____ DATA SHOWN

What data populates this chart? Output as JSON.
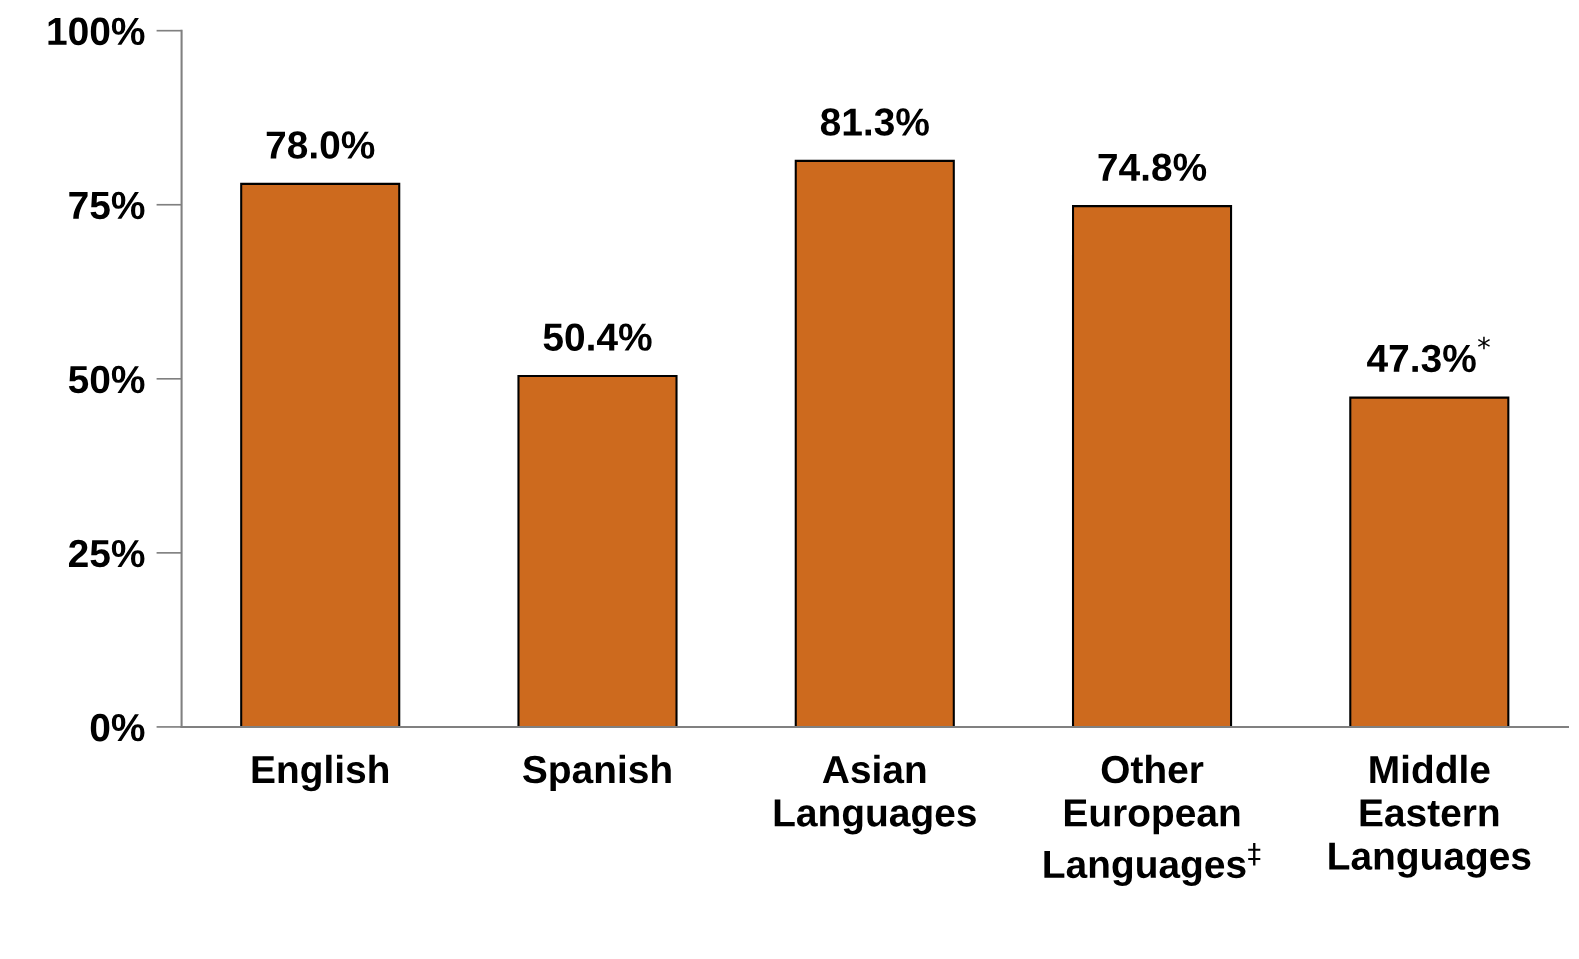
{
  "chart_data": {
    "type": "bar",
    "categories": [
      "English",
      "Spanish",
      "Asian\nLanguages",
      "Other\nEuropean\nLanguages$^{‡}$",
      "Middle\nEastern\nLanguages"
    ],
    "values": [
      78.0,
      50.4,
      81.3,
      74.8,
      47.3
    ],
    "value_labels": [
      "78.0%",
      "50.4%",
      "81.3%",
      "74.8%",
      "47.3%$^{*}$"
    ],
    "color": "#cd6a1e",
    "ylim": [
      0,
      100
    ],
    "yticks": [
      {
        "value": 0,
        "label": "0%"
      },
      {
        "value": 25,
        "label": "25%"
      },
      {
        "value": 50,
        "label": "50%"
      },
      {
        "value": 75,
        "label": "75%"
      },
      {
        "value": 100,
        "label": "100%"
      }
    ],
    "grid": false
  }
}
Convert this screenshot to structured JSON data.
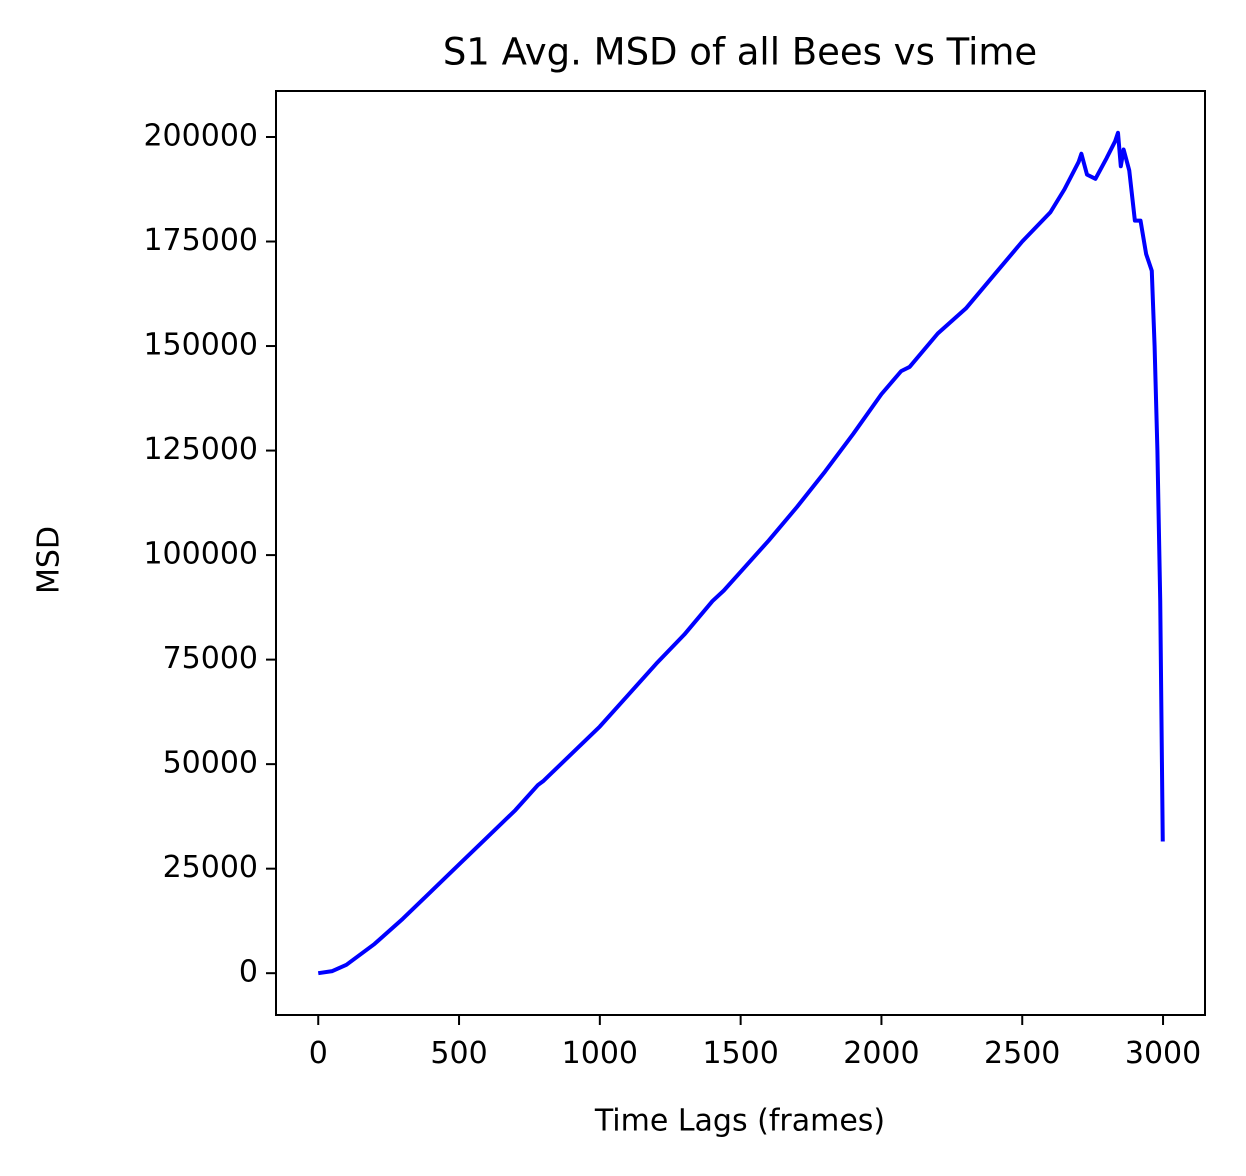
{
  "chart_data": {
    "type": "line",
    "title": "S1 Avg. MSD of all Bees vs Time",
    "xlabel": "Time Lags (frames)",
    "ylabel": "MSD",
    "x": [
      0,
      50,
      100,
      200,
      300,
      400,
      500,
      600,
      700,
      780,
      800,
      900,
      1000,
      1100,
      1200,
      1300,
      1400,
      1440,
      1500,
      1600,
      1700,
      1800,
      1900,
      2000,
      2070,
      2100,
      2200,
      2300,
      2400,
      2500,
      2600,
      2650,
      2700,
      2710,
      2730,
      2760,
      2800,
      2830,
      2840,
      2850,
      2860,
      2880,
      2900,
      2920,
      2940,
      2950,
      2960,
      2970,
      2980,
      2990,
      2999
    ],
    "series": [
      {
        "name": "MSD",
        "color": "#0000ff",
        "values": [
          0,
          500,
          2000,
          7000,
          13000,
          19500,
          26000,
          32500,
          39000,
          45000,
          46000,
          52500,
          59000,
          66500,
          74000,
          81000,
          89000,
          91500,
          96000,
          103500,
          111500,
          120000,
          129000,
          138500,
          144000,
          145000,
          153000,
          159000,
          167000,
          175000,
          182000,
          187500,
          194000,
          196000,
          191000,
          190000,
          195000,
          199000,
          201000,
          193000,
          197000,
          192000,
          180000,
          180000,
          172000,
          170000,
          168000,
          150000,
          125000,
          89000,
          31500
        ]
      }
    ],
    "xlim": [
      -150,
      3149
    ],
    "ylim": [
      -10000,
      211000
    ],
    "xticks": [
      0,
      500,
      1000,
      1500,
      2000,
      2500,
      3000
    ],
    "yticks": [
      0,
      25000,
      50000,
      75000,
      100000,
      125000,
      150000,
      175000,
      200000
    ]
  }
}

________

Determine how many of the lines above hold the word "Time", and output that number by itself.

> [COMPLETED TASK]
2